Skip all pictures; return exactly the lines from the one containing "Convert this document image to plain text." through the end of the data.
* start Working data *
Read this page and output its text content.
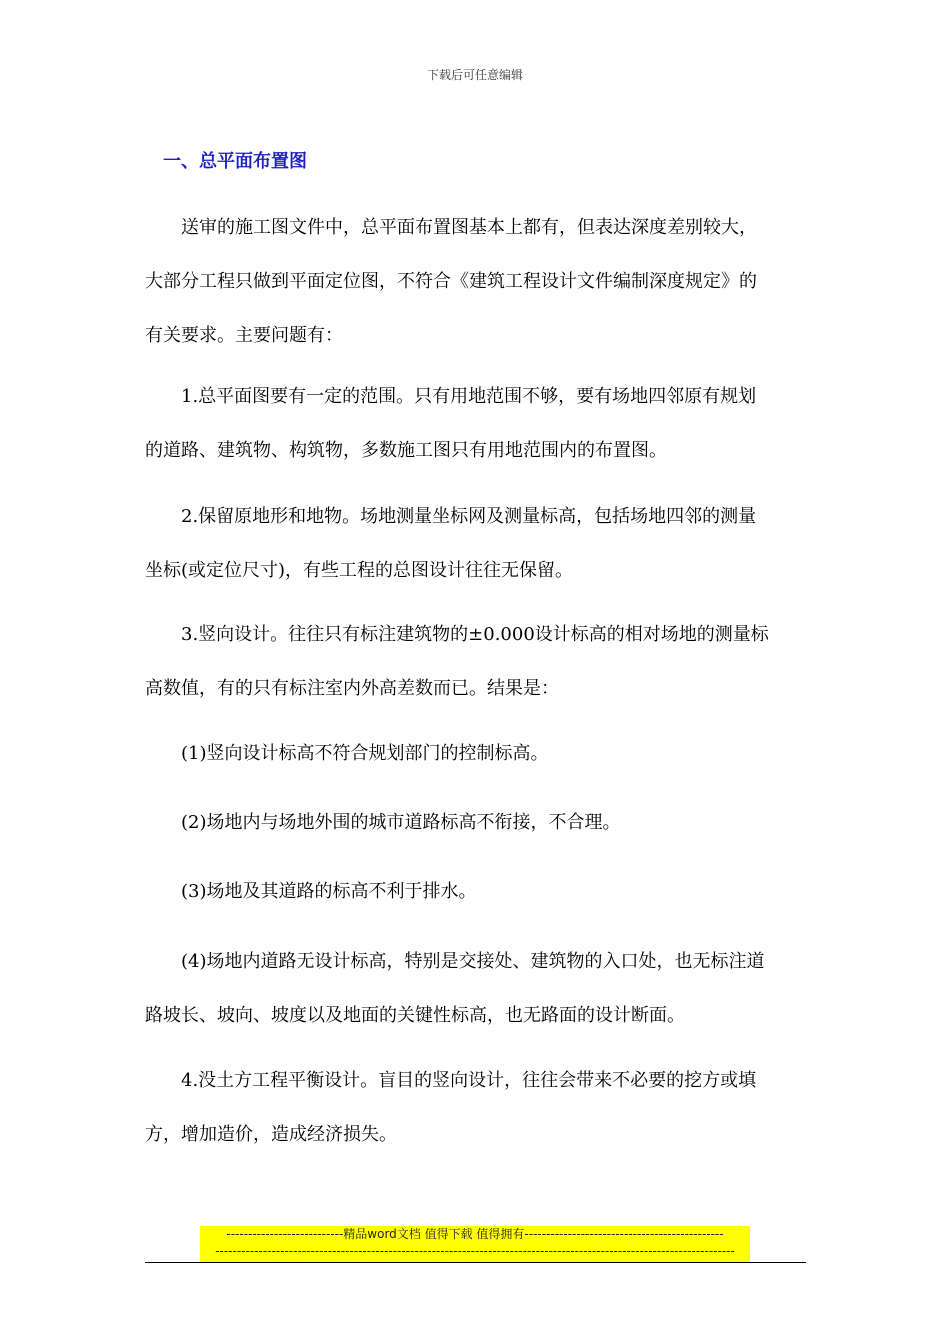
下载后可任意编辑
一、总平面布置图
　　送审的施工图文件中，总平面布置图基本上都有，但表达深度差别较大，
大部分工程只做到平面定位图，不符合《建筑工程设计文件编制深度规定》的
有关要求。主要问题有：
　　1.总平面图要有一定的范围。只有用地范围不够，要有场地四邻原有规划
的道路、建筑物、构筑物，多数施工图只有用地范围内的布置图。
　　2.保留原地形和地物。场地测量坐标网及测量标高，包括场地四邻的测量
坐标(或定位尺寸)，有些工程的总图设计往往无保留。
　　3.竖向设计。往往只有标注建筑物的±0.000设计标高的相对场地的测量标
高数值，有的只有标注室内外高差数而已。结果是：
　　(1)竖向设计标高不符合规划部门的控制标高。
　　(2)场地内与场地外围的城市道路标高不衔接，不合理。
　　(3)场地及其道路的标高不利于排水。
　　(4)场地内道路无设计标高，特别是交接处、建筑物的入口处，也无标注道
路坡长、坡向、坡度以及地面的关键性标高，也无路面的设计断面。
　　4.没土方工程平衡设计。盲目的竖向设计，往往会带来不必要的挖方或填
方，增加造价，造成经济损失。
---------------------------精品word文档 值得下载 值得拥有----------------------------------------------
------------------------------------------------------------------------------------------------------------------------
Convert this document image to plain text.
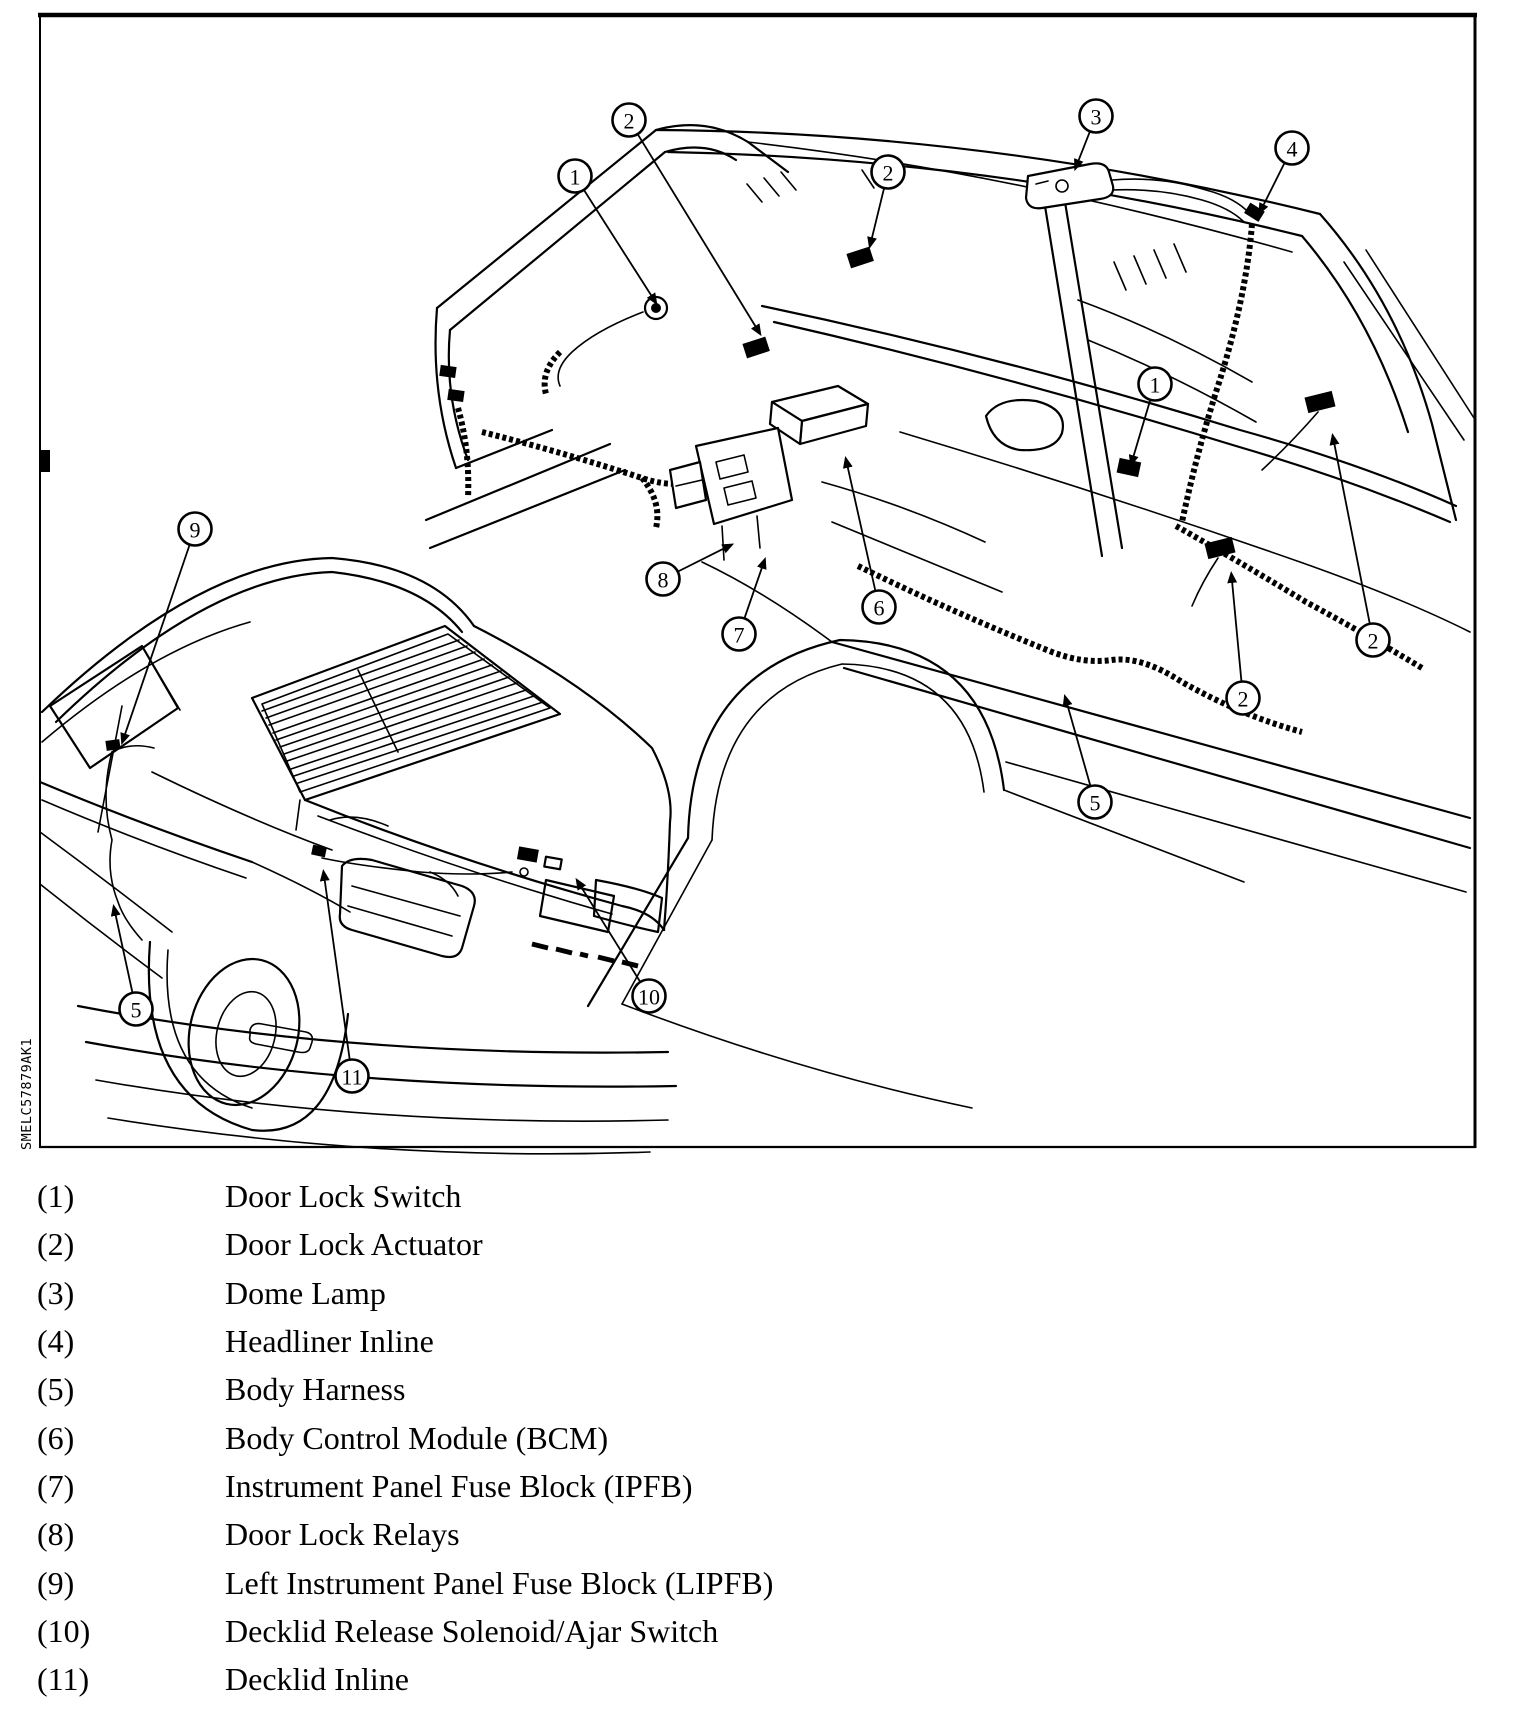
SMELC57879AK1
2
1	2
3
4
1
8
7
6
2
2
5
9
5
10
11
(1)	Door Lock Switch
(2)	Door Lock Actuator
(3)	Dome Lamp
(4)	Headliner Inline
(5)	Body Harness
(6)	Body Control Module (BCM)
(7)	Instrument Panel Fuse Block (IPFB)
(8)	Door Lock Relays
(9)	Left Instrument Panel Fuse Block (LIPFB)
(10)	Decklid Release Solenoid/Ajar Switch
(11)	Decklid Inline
* end Working data *
Solved exercise ->
Convert this document image to plain text.
SMELC57879AK1
2
1	2
3
4
1
8
7
6
2
2
5
9
5
10
11
(1)	Door Lock Switch
(2)	Door Lock Actuator
(3)	Dome Lamp
(4)	Headliner Inline
(5)	Body Harness
(6)	Body Control Module (BCM)
(7)	Instrument Panel Fuse Block (IPFB)
(8)	Door Lock Relays
(9)	Left Instrument Panel Fuse Block (LIPFB)
(10)	Decklid Release Solenoid/Ajar Switch
(11)	Decklid Inline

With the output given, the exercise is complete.